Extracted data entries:
::::::

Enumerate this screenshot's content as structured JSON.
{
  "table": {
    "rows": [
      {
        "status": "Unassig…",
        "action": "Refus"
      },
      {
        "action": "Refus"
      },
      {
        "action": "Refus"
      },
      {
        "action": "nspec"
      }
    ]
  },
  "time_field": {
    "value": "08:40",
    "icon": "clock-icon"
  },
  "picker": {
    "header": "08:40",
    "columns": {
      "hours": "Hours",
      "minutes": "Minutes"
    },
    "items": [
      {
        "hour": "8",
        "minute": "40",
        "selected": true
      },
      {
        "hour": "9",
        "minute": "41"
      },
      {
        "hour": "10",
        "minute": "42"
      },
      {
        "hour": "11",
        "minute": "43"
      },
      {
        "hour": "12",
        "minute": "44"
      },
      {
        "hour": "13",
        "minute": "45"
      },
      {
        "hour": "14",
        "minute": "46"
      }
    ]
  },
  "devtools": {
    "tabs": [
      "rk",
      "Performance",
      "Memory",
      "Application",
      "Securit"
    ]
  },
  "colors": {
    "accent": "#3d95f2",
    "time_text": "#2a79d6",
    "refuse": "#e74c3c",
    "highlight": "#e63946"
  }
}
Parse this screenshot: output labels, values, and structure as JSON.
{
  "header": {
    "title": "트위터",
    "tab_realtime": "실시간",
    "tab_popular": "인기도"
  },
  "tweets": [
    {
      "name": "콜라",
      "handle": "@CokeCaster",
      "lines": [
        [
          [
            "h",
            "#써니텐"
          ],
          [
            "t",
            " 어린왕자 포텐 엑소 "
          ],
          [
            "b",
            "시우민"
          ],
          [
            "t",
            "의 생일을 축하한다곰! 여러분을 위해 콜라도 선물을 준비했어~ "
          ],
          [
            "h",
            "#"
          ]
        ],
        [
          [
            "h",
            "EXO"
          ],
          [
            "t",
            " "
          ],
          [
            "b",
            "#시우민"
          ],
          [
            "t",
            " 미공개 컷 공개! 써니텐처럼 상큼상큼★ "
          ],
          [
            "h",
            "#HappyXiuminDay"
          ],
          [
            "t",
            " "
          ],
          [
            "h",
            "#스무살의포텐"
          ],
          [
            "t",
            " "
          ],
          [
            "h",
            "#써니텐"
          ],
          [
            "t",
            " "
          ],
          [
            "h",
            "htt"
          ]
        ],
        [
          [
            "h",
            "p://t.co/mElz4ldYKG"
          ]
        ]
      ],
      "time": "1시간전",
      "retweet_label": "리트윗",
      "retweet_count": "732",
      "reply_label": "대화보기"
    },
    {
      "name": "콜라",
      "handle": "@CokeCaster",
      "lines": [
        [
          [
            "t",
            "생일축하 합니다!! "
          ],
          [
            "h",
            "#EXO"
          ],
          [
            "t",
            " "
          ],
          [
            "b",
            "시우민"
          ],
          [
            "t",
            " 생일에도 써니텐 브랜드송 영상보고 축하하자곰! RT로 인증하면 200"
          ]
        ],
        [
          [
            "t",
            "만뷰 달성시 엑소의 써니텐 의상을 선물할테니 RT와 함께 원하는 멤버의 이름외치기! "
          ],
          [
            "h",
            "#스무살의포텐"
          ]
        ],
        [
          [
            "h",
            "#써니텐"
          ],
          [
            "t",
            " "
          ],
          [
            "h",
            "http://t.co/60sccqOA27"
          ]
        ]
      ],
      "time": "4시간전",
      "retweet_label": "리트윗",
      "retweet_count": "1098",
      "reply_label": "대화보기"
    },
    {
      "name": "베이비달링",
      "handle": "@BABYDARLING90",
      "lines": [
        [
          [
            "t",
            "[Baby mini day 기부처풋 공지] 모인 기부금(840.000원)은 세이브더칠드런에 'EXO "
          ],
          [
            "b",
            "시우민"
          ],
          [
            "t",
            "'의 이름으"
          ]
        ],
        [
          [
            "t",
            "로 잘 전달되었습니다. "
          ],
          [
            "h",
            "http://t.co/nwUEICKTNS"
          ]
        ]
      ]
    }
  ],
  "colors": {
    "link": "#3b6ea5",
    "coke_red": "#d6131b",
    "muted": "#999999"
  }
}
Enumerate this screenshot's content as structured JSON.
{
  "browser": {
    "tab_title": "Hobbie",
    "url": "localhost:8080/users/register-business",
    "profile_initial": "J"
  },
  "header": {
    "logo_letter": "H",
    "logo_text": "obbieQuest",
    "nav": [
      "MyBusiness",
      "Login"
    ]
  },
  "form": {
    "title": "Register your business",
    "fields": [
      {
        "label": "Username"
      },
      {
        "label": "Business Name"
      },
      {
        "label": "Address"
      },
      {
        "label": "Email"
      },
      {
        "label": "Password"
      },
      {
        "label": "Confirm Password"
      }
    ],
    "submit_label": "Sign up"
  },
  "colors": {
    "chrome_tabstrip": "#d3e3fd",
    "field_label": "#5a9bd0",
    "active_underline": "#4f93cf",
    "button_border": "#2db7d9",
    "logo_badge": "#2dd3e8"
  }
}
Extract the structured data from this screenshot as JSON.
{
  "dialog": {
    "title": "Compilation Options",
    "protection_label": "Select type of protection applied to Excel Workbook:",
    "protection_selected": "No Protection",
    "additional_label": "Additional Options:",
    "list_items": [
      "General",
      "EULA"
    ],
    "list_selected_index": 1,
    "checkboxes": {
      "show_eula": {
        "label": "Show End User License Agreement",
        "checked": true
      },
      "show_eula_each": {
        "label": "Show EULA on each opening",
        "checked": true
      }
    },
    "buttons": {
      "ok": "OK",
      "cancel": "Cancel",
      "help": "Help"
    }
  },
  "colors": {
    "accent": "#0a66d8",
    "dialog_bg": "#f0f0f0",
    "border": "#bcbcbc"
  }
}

::::::

Every entry must be quoted exactly as it appears above.

Enumerate this screenshot's content as structured JSON.
{
  "table": {
    "rows": [
      {
        "status": "Unassig…",
        "action": "Refus"
      },
      {
        "action": "Refus"
      },
      {
        "action": "Refus"
      },
      {
        "action": "nspec"
      }
    ]
  },
  "time_field": {
    "value": "08:40",
    "icon": "clock-icon"
  },
  "picker": {
    "header": "08:40",
    "columns": {
      "hours": "Hours",
      "minutes": "Minutes"
    },
    "items": [
      {
        "hour": "8",
        "minute": "40",
        "selected": true
      },
      {
        "hour": "9",
        "minute": "41"
      },
      {
        "hour": "10",
        "minute": "42"
      },
      {
        "hour": "11",
        "minute": "43"
      },
      {
        "hour": "12",
        "minute": "44"
      },
      {
        "hour": "13",
        "minute": "45"
      },
      {
        "hour": "14",
        "minute": "46"
      }
    ]
  },
  "devtools": {
    "tabs": [
      "rk",
      "Performance",
      "Memory",
      "Application",
      "Securit"
    ]
  },
  "colors": {
    "accent": "#3d95f2",
    "time_text": "#2a79d6",
    "refuse": "#e74c3c",
    "highlight": "#e63946"
  }
}
Parse this screenshot: output labels, values, and structure as JSON.
{
  "header": {
    "title": "트위터",
    "tab_realtime": "실시간",
    "tab_popular": "인기도"
  },
  "tweets": [
    {
      "name": "콜라",
      "handle": "@CokeCaster",
      "lines": [
        [
          [
            "h",
            "#써니텐"
          ],
          [
            "t",
            " 어린왕자 포텐 엑소 "
          ],
          [
            "b",
            "시우민"
          ],
          [
            "t",
            "의 생일을 축하한다곰! 여러분을 위해 콜라도 선물을 준비했어~ "
          ],
          [
            "h",
            "#"
          ]
        ],
        [
          [
            "h",
            "EXO"
          ],
          [
            "t",
            " "
          ],
          [
            "b",
            "#시우민"
          ],
          [
            "t",
            " 미공개 컷 공개! 써니텐처럼 상큼상큼★ "
          ],
          [
            "h",
            "#HappyXiuminDay"
          ],
          [
            "t",
            " "
          ],
          [
            "h",
            "#스무살의포텐"
          ],
          [
            "t",
            " "
          ],
          [
            "h",
            "#써니텐"
          ],
          [
            "t",
            " "
          ],
          [
            "h",
            "htt"
          ]
        ],
        [
          [
            "h",
            "p://t.co/mElz4ldYKG"
          ]
        ]
      ],
      "time": "1시간전",
      "retweet_label": "리트윗",
      "retweet_count": "732",
      "reply_label": "대화보기"
    },
    {
      "name": "콜라",
      "handle": "@CokeCaster",
      "lines": [
        [
          [
            "t",
            "생일축하 합니다!! "
          ],
          [
            "h",
            "#EXO"
          ],
          [
            "t",
            " "
          ],
          [
            "b",
            "시우민"
          ],
          [
            "t",
            " 생일에도 써니텐 브랜드송 영상보고 축하하자곰! RT로 인증하면 200"
          ]
        ],
        [
          [
            "t",
            "만뷰 달성시 엑소의 써니텐 의상을 선물할테니 RT와 함께 원하는 멤버의 이름외치기! "
          ],
          [
            "h",
            "#스무살의포텐"
          ]
        ],
        [
          [
            "h",
            "#써니텐"
          ],
          [
            "t",
            " "
          ],
          [
            "h",
            "http://t.co/60sccqOA27"
          ]
        ]
      ],
      "time": "4시간전",
      "retweet_label": "리트윗",
      "retweet_count": "1098",
      "reply_label": "대화보기"
    },
    {
      "name": "베이비달링",
      "handle": "@BABYDARLING90",
      "lines": [
        [
          [
            "t",
            "[Baby mini day 기부처풋 공지] 모인 기부금(840.000원)은 세이브더칠드런에 'EXO "
          ],
          [
            "b",
            "시우민"
          ],
          [
            "t",
            "'의 이름으"
          ]
        ],
        [
          [
            "t",
            "로 잘 전달되었습니다. "
          ],
          [
            "h",
            "http://t.co/nwUEICKTNS"
          ]
        ]
      ]
    }
  ],
  "colors": {
    "link": "#3b6ea5",
    "coke_red": "#d6131b",
    "muted": "#999999"
  }
}
Enumerate this screenshot's content as structured JSON.
{
  "browser": {
    "tab_title": "Hobbie",
    "url": "localhost:8080/users/register-business",
    "profile_initial": "J"
  },
  "header": {
    "logo_letter": "H",
    "logo_text": "obbieQuest",
    "nav": [
      "MyBusiness",
      "Login"
    ]
  },
  "form": {
    "title": "Register your business",
    "fields": [
      {
        "label": "Username"
      },
      {
        "label": "Business Name"
      },
      {
        "label": "Address"
      },
      {
        "label": "Email"
      },
      {
        "label": "Password"
      },
      {
        "label": "Confirm Password"
      }
    ],
    "submit_label": "Sign up"
  },
  "colors": {
    "chrome_tabstrip": "#d3e3fd",
    "field_label": "#5a9bd0",
    "active_underline": "#4f93cf",
    "button_border": "#2db7d9",
    "logo_badge": "#2dd3e8"
  }
}
Extract the structured data from this screenshot as JSON.
{
  "dialog": {
    "title": "Compilation Options",
    "protection_label": "Select type of protection applied to Excel Workbook:",
    "protection_selected": "No Protection",
    "additional_label": "Additional Options:",
    "list_items": [
      "General",
      "EULA"
    ],
    "list_selected_index": 1,
    "checkboxes": {
      "show_eula": {
        "label": "Show End User License Agreement",
        "checked": true
      },
      "show_eula_each": {
        "label": "Show EULA on each opening",
        "checked": true
      }
    },
    "buttons": {
      "ok": "OK",
      "cancel": "Cancel",
      "help": "Help"
    }
  },
  "colors": {
    "accent": "#0a66d8",
    "dialog_bg": "#f0f0f0",
    "border": "#bcbcbc"
  }
}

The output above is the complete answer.